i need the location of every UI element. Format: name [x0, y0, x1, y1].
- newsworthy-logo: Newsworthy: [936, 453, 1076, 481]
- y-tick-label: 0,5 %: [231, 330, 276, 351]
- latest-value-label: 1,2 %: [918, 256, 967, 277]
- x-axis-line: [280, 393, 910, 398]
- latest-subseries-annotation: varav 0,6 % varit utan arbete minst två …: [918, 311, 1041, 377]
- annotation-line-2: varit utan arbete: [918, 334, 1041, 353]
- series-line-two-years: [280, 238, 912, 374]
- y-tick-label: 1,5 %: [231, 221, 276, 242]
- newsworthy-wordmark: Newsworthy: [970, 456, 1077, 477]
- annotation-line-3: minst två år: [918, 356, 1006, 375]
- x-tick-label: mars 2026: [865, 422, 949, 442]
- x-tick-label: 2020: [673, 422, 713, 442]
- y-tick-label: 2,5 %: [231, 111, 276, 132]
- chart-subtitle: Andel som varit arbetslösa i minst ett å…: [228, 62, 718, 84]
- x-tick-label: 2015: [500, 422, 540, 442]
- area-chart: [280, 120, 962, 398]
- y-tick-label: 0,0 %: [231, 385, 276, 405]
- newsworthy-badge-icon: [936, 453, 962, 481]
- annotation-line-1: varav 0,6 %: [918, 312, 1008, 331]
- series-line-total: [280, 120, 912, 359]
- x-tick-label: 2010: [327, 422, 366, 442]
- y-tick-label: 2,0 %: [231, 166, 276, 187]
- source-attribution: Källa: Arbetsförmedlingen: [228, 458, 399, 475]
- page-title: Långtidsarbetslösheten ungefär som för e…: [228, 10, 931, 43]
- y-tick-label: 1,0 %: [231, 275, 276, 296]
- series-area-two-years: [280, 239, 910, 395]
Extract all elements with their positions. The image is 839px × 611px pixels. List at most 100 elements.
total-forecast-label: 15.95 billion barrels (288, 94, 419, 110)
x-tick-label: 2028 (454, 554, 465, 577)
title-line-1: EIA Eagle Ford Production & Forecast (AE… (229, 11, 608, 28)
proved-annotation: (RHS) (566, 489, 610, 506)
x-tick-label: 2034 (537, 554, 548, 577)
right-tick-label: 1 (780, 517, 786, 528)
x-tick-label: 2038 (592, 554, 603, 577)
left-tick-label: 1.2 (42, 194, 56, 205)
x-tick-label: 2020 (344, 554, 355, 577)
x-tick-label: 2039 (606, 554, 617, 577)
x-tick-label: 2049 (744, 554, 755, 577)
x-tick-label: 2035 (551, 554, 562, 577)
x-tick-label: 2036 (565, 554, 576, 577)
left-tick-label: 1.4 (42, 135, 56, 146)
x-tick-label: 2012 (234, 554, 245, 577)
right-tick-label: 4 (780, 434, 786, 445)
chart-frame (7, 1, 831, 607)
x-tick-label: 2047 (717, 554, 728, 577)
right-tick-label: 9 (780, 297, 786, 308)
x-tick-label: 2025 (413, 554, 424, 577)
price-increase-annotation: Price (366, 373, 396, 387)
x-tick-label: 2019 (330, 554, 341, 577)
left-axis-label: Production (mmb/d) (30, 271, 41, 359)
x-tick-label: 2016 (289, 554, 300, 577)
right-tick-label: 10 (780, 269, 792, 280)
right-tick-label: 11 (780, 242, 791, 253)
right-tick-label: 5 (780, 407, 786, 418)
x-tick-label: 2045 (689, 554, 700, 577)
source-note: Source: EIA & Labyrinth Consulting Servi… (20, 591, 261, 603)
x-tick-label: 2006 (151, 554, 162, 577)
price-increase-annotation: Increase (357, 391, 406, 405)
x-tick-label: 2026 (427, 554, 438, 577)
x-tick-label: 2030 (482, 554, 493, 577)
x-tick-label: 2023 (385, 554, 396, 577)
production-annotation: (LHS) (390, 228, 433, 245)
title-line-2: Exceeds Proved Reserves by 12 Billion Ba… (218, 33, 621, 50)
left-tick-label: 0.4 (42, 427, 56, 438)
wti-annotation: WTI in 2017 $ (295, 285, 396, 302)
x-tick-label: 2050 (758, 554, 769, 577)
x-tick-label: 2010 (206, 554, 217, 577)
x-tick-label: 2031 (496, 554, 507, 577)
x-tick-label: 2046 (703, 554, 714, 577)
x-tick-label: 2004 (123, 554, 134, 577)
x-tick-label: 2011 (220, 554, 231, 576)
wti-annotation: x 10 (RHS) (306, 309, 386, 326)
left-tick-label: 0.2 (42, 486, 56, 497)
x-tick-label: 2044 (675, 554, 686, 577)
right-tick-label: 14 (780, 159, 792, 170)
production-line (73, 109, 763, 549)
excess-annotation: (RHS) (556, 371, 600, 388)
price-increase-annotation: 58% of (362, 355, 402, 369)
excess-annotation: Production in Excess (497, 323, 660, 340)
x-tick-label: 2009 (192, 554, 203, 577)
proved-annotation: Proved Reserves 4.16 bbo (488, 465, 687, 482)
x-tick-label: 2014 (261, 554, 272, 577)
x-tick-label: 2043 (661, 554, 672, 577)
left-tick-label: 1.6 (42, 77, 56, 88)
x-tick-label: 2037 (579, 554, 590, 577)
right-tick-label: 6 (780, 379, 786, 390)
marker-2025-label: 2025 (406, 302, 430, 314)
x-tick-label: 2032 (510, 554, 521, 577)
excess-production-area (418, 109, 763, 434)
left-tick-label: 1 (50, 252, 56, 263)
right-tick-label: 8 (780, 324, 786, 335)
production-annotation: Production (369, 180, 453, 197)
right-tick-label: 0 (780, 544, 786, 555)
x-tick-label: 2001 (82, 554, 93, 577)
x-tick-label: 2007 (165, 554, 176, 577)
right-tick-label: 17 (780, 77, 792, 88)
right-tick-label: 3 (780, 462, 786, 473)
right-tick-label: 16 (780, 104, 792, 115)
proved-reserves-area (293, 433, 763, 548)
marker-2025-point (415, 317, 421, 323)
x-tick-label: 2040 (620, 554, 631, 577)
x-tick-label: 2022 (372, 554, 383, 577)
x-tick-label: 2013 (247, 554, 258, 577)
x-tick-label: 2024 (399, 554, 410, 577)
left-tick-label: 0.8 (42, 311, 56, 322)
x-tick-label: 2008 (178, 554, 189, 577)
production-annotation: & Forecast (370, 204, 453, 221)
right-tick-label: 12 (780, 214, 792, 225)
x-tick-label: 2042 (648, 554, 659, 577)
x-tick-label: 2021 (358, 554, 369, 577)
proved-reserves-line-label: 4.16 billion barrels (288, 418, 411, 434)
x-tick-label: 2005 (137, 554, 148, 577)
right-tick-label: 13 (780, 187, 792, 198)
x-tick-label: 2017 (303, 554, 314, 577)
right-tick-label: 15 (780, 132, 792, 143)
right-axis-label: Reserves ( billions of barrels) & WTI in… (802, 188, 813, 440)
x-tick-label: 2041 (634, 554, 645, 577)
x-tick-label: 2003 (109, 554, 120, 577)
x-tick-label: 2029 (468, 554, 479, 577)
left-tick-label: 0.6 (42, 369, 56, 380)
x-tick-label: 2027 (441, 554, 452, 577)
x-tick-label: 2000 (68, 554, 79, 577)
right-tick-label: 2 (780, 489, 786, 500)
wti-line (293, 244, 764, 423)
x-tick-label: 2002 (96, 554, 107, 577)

________________________

■ THE EXERCISE:
Format everything from the start of the listing down to the line containing "x-tick-label: 2039 (606, 554, 617, 577)", including that line, as a JSON list of strings with one string per line and blank lines left out.

■ RESPONSE TO THE EXERCISE:
[
  "i need the location of every UI element. Format: name [x0, y0, x1, y1].",
  "- newsworthy-logo: Newsworthy: [936, 453, 1076, 481]",
  "- y-tick-label: 0,5 %: [231, 330, 276, 351]",
  "- latest-value-label: 1,2 %: [918, 256, 967, 277]",
  "- x-axis-line: [280, 393, 910, 398]",
  "- latest-subseries-annotation: varav 0,6 % varit utan arbete minst två …: [918, 311, 1041, 377]",
  "- annotation-line-2: varit utan arbete: [918, 334, 1041, 353]",
  "- series-line-two-years: [280, 238, 912, 374]",
  "- y-tick-label: 1,5 %: [231, 221, 276, 242]",
  "- newsworthy-wordmark: Newsworthy: [970, 456, 1077, 477]",
  "- annotation-line-3: minst två år: [918, 356, 1006, 375]",
  "- x-tick-label: mars 2026: [865, 422, 949, 442]",
  "- x-tick-label: 2020: [673, 422, 713, 442]",
  "- y-tick-label: 2,5 %: [231, 111, 276, 132]",
  "- chart-subtitle: Andel som varit arbetslösa i minst ett å…: [228, 62, 718, 84]",
  "- x-tick-label: 2015: [500, 422, 540, 442]",
  "- area-chart: [280, 120, 962, 398]",
  "- y-tick-label: 0,0 %: [231, 385, 276, 405]",
  "- newsworthy-badge-icon: [936, 453, 962, 481]",
  "- annotation-line-1: varav 0,6 %: [918, 312, 1008, 331]",
  "- series-line-total: [280, 120, 912, 359]",
  "- x-tick-label: 2010: [327, 422, 366, 442]",
  "- y-tick-label: 2,0 %: [231, 166, 276, 187]",
  "- source-attribution: Källa: Arbetsförmedlingen: [228, 458, 399, 475]",
  "- page-title: Långtidsarbetslösheten ungefär som för e…: [228, 10, 931, 43]",
  "- y-tick-label: 1,0 %: [231, 275, 276, 296]",
  "- series-area-two-years: [280, 239, 910, 395]",
  "Extract all elements with their positions. The image is 839px × 611px pixels. List at most 100 elements.",
  "total-forecast-label: 15.95 billion barrels (288, 94, 419, 110)",
  "x-tick-label: 2028 (454, 554, 465, 577)",
  "title-line-1: EIA Eagle Ford Production & Forecast (AE… (229, 11, 608, 28)",
  "proved-annotation: (RHS) (566, 489, 610, 506)",
  "x-tick-label: 2034 (537, 554, 548, 577)",
  "right-tick-label: 1 (780, 517, 786, 528)",
  "x-tick-label: 2038 (592, 554, 603, 577)",
  "left-tick-label: 1.2 (42, 194, 56, 205)",
  "x-tick-label: 2020 (344, 554, 355, 577)",
  "x-tick-label: 2039 (606, 554, 617, 577)"
]